Task to complete: In the legal marketing tips, what length is recommended for articles submitted online?

Quoted text:

6. Develop educational tools and promote them on your website. Education-based marketing is one of the most powerful tools at the disposal of lawyers. There is a great amount of basic information you know about your practice area that prospects want and need to know. Think about some of the questions your clients have about child custody and divorce or how to avoid getting sued by employees or ways to protect their intellectual property. Identify their frequently asked questions or biggest challenges and put together a short report (three to six pages long), a PowerPoint presentation, or even an audio CD, and offer a free copy to website visitors who give you their contact information. (Remember, if you cannot get visitors to call you directly, the second-best alternative is to persuade them to give you their contact information with permission to contact them.) Give your education material a creative title such as “7 Questions You Must Ask before You Hire a Personal Injury Lawyer,” or “The 10 Deadly Mistakes People Make with Their Estate Plan,” or even “5 Strategies Inventors Can Use to Protect and Monetize Their Inventions.”

This kind of free educational information is a great tool you can use to start building relationships with many people who need your help but aren’t ready to walk in your door. It is not enough simply to offer people a free consultation. Almost every lawyer does that. Take it one step further and give them some great information that will help them think through the issues and challenges they are facing. Once you have created these educational tools, find every way you can to give them away to as many people as possible.
Key Action Points:
•    Use an educational report, white paper, or audio CD to inform prospects, clients, and referral sources.
•    Every prospect has questions and challenges. Identify them and give them some information that indicates you can resolve their challenges and answer their questions.

7. Submit your articles online. Submitting short educational articles on the Internet is one of the easiest, fastest, and cheapest ways to increase your visibility and the traffic to your website. There are literally thousands of directories on the Internet that will republish your article on their websites at no cost. Simply Google “article directories” for a list.
Key Action Points:
•    Keep your articles short—between 400 and 700 words. Remember, people don’t read online, they scan. Use plenty of bullet points, clearly differentiate sections, and keep your paragraphs short.
•    Write for a specific audience. Keep in mind your ideal clients, and write the article for them—not for other lawyers. Tell a case study. Use an example. Make it practical, interesting, and personal, as if you were speaking directly to the reader. Never use legal jargon unless you explain it.
•    Grab their attention with the title. Make sure your title is less than ten words, has a number in it when possible, and tells them how to solve a problem. The title must grab the reader’s attention from the start. For example: “5 Mistakes,” “7 Pitfalls,” “3 Steps,” etc.
•    Tell, don’t sell. Focus your article on informing and educating your reader about a specific topic. Don’t focus on “selling” your services. The goal is to get readers to visit your website.
•    Don’t be generic. Give your opinion or state your perspective. People are looking for answers, not just questions.

Items from a dataset:

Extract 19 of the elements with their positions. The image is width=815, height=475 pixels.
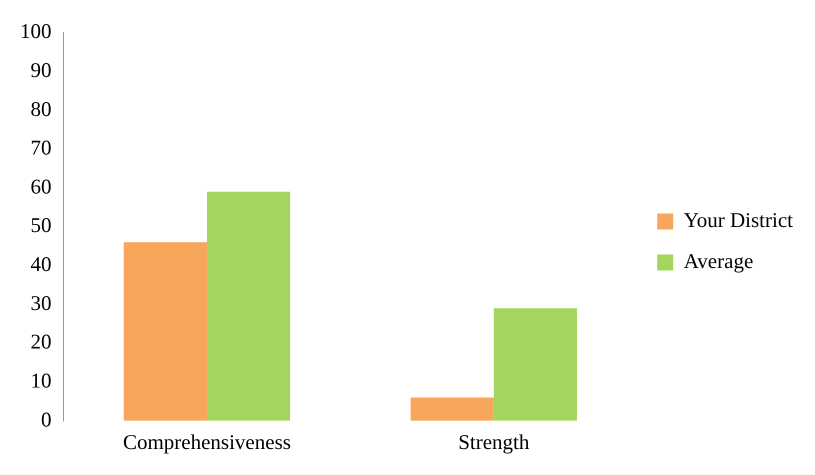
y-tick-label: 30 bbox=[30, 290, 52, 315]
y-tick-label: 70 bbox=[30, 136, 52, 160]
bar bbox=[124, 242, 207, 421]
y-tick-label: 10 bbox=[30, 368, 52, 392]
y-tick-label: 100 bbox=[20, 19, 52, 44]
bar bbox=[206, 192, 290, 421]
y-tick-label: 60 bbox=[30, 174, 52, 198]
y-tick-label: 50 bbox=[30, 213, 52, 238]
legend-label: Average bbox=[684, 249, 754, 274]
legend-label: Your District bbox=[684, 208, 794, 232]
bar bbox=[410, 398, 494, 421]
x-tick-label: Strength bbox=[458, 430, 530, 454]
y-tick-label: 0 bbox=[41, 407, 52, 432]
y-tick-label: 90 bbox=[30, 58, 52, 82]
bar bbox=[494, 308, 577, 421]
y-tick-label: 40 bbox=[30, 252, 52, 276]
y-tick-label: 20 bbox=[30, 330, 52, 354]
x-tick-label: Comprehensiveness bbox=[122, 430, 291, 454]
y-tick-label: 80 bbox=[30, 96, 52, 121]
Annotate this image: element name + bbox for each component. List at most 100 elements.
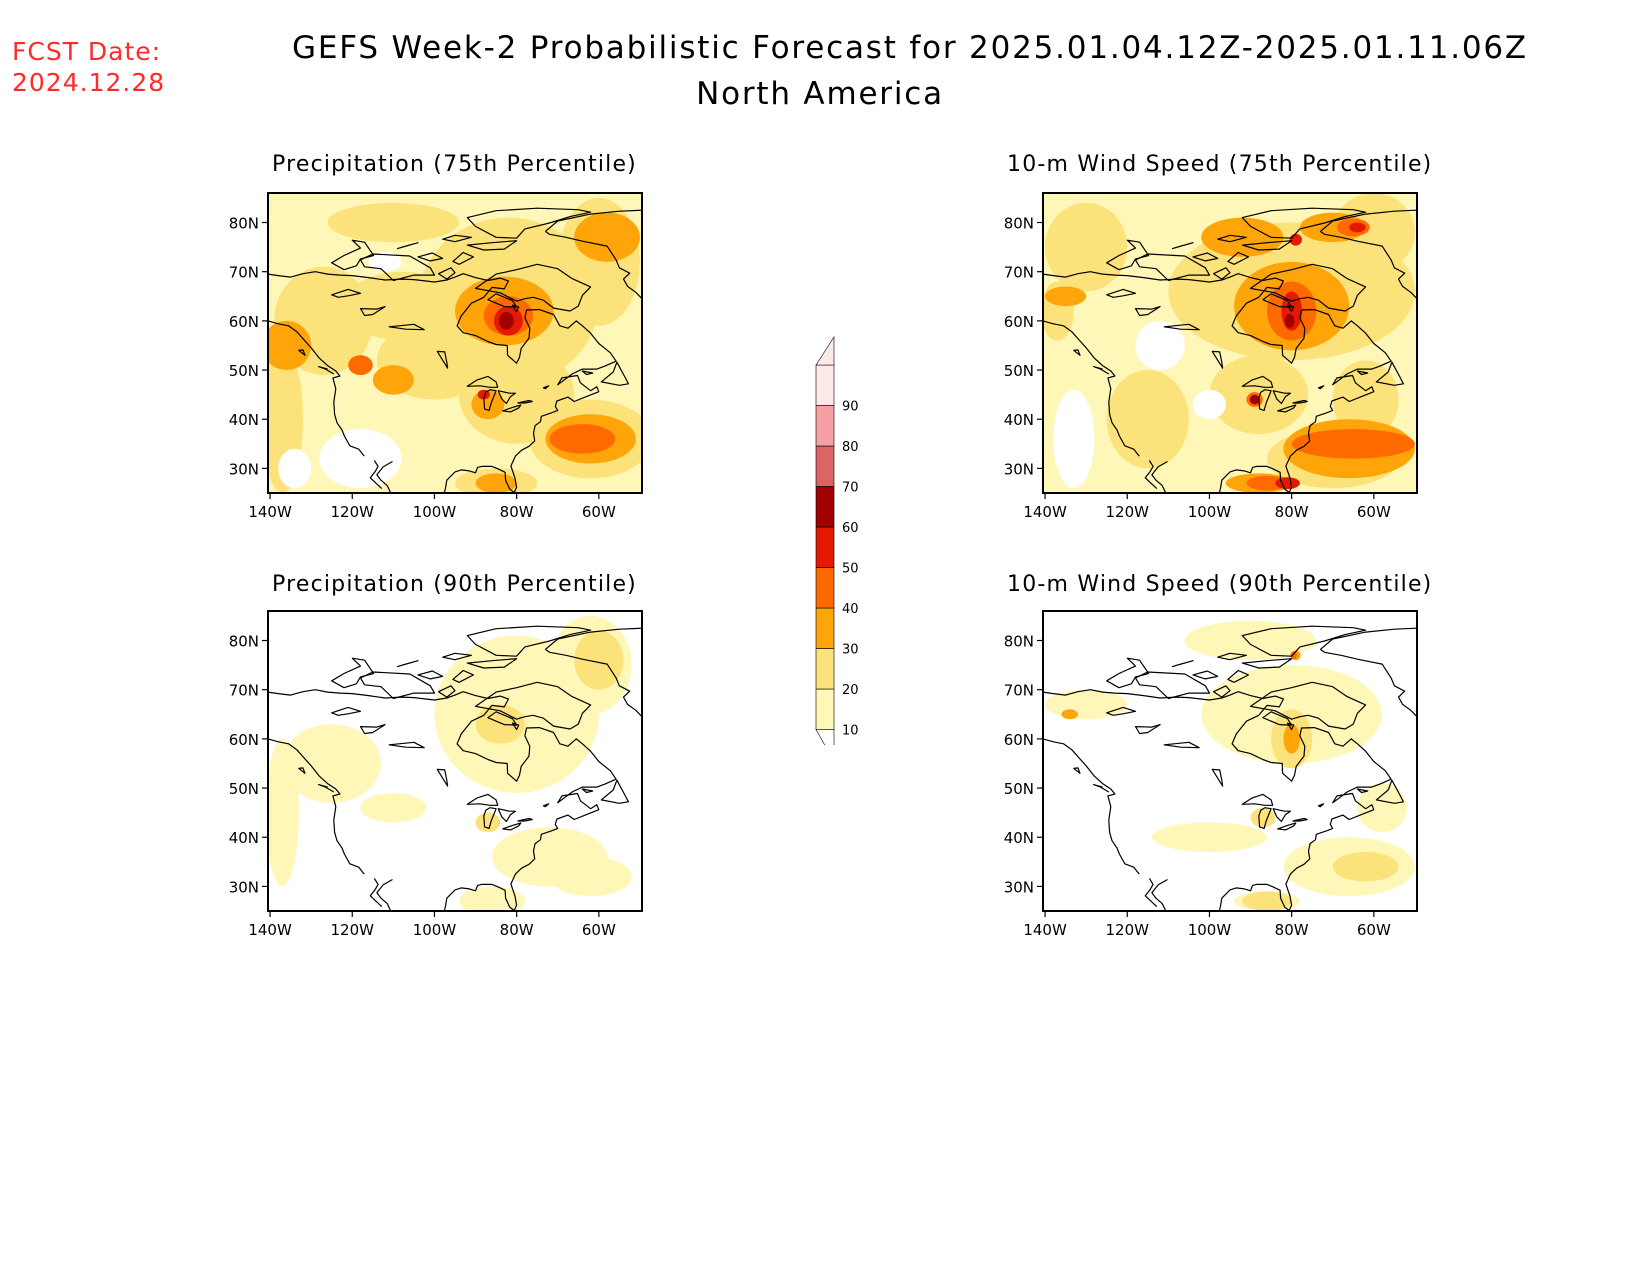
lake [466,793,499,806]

Task solution: Between 400 and 700 words.